**Entries with figure data:**
----

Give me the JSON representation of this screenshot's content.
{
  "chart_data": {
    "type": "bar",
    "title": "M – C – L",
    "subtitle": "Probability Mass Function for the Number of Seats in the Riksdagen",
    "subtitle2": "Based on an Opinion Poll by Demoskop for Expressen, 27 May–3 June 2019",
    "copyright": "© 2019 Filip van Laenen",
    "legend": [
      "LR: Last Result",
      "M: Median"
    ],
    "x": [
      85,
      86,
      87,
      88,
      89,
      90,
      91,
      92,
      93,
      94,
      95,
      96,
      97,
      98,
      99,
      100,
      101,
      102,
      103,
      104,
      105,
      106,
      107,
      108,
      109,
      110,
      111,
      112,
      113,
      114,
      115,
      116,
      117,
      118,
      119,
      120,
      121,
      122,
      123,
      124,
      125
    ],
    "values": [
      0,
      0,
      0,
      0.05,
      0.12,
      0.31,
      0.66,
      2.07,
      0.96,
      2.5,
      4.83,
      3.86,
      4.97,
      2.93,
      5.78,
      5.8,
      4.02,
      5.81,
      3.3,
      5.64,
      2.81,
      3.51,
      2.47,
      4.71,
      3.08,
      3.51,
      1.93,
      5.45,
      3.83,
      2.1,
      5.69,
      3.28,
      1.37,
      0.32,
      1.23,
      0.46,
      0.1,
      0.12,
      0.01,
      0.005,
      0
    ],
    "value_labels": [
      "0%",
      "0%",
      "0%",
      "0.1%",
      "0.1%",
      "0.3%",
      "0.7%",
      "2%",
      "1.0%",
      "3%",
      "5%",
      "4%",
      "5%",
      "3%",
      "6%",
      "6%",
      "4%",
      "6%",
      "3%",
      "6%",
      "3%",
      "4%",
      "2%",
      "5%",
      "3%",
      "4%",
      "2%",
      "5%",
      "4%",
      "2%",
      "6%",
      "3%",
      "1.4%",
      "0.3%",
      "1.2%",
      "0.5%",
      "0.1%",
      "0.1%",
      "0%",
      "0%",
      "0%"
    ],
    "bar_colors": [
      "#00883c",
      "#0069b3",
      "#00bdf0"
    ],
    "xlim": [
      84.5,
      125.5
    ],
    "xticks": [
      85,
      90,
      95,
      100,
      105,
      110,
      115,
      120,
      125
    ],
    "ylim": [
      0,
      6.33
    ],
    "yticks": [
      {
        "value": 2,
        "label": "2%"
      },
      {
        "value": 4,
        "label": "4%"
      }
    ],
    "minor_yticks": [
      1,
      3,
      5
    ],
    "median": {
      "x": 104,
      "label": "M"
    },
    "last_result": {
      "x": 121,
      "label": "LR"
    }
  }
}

----

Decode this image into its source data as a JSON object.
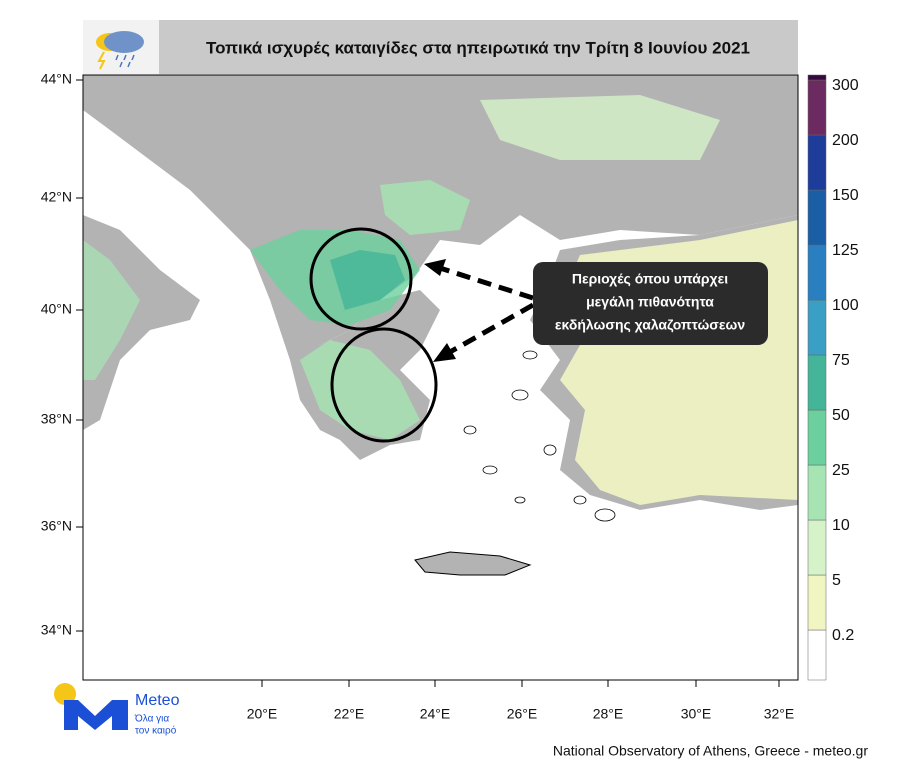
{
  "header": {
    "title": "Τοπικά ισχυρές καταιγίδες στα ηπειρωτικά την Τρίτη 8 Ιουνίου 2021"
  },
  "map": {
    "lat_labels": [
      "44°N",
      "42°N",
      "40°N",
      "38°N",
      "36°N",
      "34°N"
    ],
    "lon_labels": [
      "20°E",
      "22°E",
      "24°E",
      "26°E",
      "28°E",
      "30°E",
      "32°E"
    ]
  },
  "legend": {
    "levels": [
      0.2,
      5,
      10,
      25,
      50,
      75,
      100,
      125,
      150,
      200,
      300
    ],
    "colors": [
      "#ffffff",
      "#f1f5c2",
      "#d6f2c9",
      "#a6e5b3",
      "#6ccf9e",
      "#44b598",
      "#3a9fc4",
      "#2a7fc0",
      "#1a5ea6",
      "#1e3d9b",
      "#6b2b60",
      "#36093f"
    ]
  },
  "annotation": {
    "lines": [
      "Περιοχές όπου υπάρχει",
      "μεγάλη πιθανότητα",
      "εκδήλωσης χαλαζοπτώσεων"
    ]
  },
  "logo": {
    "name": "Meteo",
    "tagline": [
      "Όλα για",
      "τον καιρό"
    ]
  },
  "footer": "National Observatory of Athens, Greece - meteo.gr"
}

----

**Description of the task:**
Out of the records, collect only those lines that contain the string "this".

**Complete answer:**
Give me the JSON representation of this screenshot's content.
Decode this image into its source data as a JSON object.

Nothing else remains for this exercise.